Comb the records below for the string "رودخانه" and copy each line where it turns up.

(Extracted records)
=====

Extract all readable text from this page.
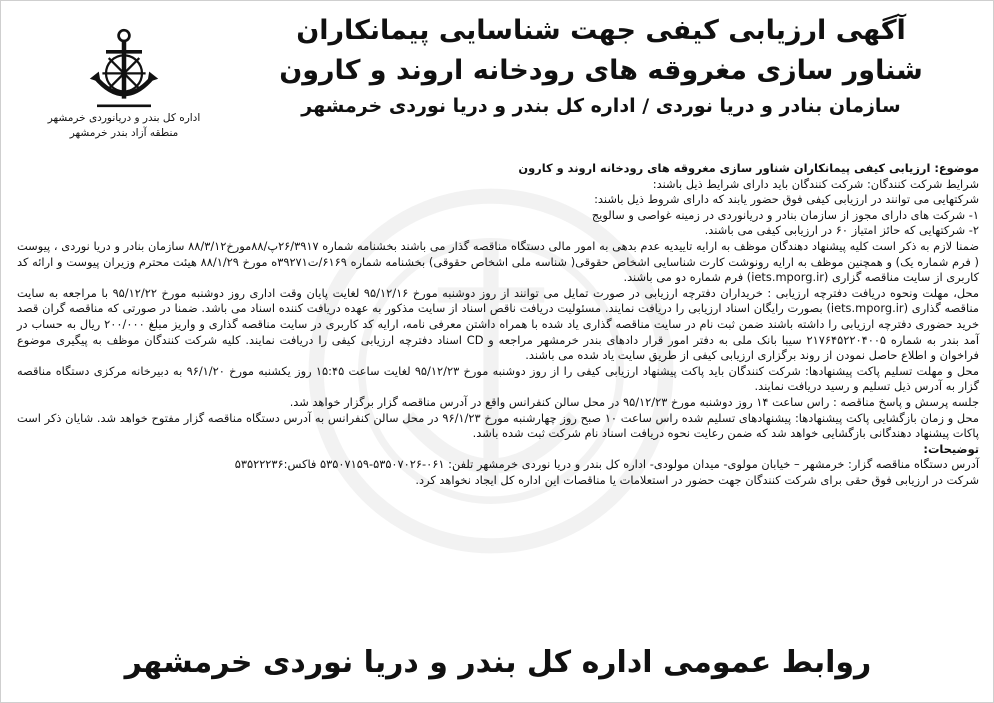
آگهی ارزیابی کیفی جهت شناسایی پیمانکاران

شناور سازی مغروقه های رودخانه اروند و کارون

سازمان بنادر و دریا نوردی / اداره کل بندر و دریا نوردی خرمشهر

اداره کل بندر و دریانوردی خرمشهر
منطقه آزاد بندر خرمشهر

موضوع: ارزیابی کیفی پیمانکاران شناور سازی مغروقه های رودخانه اروند و کارون

شرایط شرکت کنندگان: شرکت کنندگان باید دارای شرایط ذیل باشند:

شرکتهایی می توانند در ارزیابی کیفی فوق حضور یابند که دارای شروط ذیل باشند:

۱- شرکت های دارای مجوز از سازمان بنادر و دریانوردی در زمینه غواصی و سالویج

۲- شرکتهایی که حائز امتیاز ۶۰ در ارزیابی کیفی می باشند.

ضمنا لازم به ذکر است کلیه پیشنهاد دهندگان موظف به ارایه تاییدیه عدم بدهی به امور مالی دستگاه مناقصه گذار می باشند بخشنامه شماره ۲۶/۳۹۱۷پ/۸۸مورخ۸۸/۳/۱۲ سازمان بنادر و دریا نوردی ، پیوست ( فرم شماره یک) و همچنین موظف به ارایه رونوشت کارت شناسایی اشخاص حقوقی( شناسه ملی اشخاص حقوقی) بخشنامه شماره ۶۱۶۹/ت۳۹۲۷۱ه مورخ ۸۸/۱/۲۹ هیئت محترم وزیران پیوست و ارائه کد کاربری از سایت مناقصه گزاری (iets.mporg.ir) فرم شماره دو می باشند.

محل، مهلت ونحوه دریافت دفترچه ارزیابی : خریداران دفترچه ارزیابی در صورت تمایل می توانند از روز دوشنبه مورخ ۹۵/۱۲/۱۶ لغایت پایان وقت اداری روز دوشنبه مورخ ۹۵/۱۲/۲۲ با مراجعه به سایت مناقصه گذاری (iets.mporg.ir) بصورت رایگان اسناد ارزیابی را دریافت نمایند. مسئولیت دریافت ناقص اسناد از سایت مذکور به عهده دریافت کننده اسناد می باشد. ضمنا در صورتی که مناقصه گران قصد خرید حضوری دفترچه ارزیابی را داشته باشند ضمن ثبت نام در سایت مناقصه گذاری یاد شده با همراه داشتن معرفی نامه، ارایه کد کاربری در سایت مناقصه گذاری و واریز مبلغ ۲۰۰/۰۰۰ ریال به حساب در آمد بندر به شماره ۲۱۷۶۴۵۲۲۰۴۰۰۵ سیبا بانک ملی به دفتر امور قرار دادهای بندر خرمشهر مراجعه و CD اسناد دفترچه ارزیابی کیفی را دریافت نمایند. کلیه شرکت کنندگان موظف به پیگیری موضوع فراخوان و اطلاع حاصل نمودن از روند برگزاری ارزیابی کیفی از طریق سایت یاد شده می باشند.

محل و مهلت تسلیم پاکت پیشنهادها: شرکت کنندگان باید پاکت پیشنهاد ارزیابی کیفی را از روز دوشنبه مورخ ۹۵/۱۲/۲۳ لغایت ساعت ۱۵:۴۵ روز یکشنبه مورخ ۹۶/۱/۲۰ به دبیرخانه مرکزی دستگاه مناقصه گزار به آدرس ذیل تسلیم و رسید دریافت نمایند.

جلسه پرسش و پاسخ مناقصه : راس ساعت ۱۴ روز دوشنبه مورخ ۹۵/۱۲/۲۳ در محل سالن کنفرانس واقع در آدرس مناقصه گزار برگزار خواهد شد.

محل و زمان بازگشایی پاکت پیشنهادها: پیشنهادهای تسلیم شده راس ساعت ۱۰ صبح روز چهارشنبه مورخ ۹۶/۱/۲۳ در محل سالن کنفرانس به آدرس دستگاه مناقصه گزار مفتوح خواهد شد. شایان ذکر است پاکات پیشنهاد دهندگانی بازگشایی خواهد شد که ضمن رعایت نحوه دریافت اسناد نام شرکت ثبت شده باشد.

توضیحات:

آدرس دستگاه مناقصه گزار: خرمشهر – خیابان مولوی- میدان مولودی- اداره کل بندر و دریا نوردی خرمشهر تلفن: ۰۶۱-۵۳۵۰۷۰۲۶-۵۳۵۰۷۱۵۹ فاکس:۵۳۵۲۲۲۳۶

شرکت در ارزیابی فوق حقی برای شرکت کنندگان جهت حضور در استعلامات یا مناقصات این اداره کل ایجاد نخواهد کرد.

روابط عمومی اداره کل بندر و دریا نوردی خرمشهر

=====

| Output for this exercise |
شناور سازی مغروقه های رودخانه اروند و کارون
موضوع: ارزیابی کیفی پیمانکاران شناور سازی مغروقه های رودخانه اروند و کارون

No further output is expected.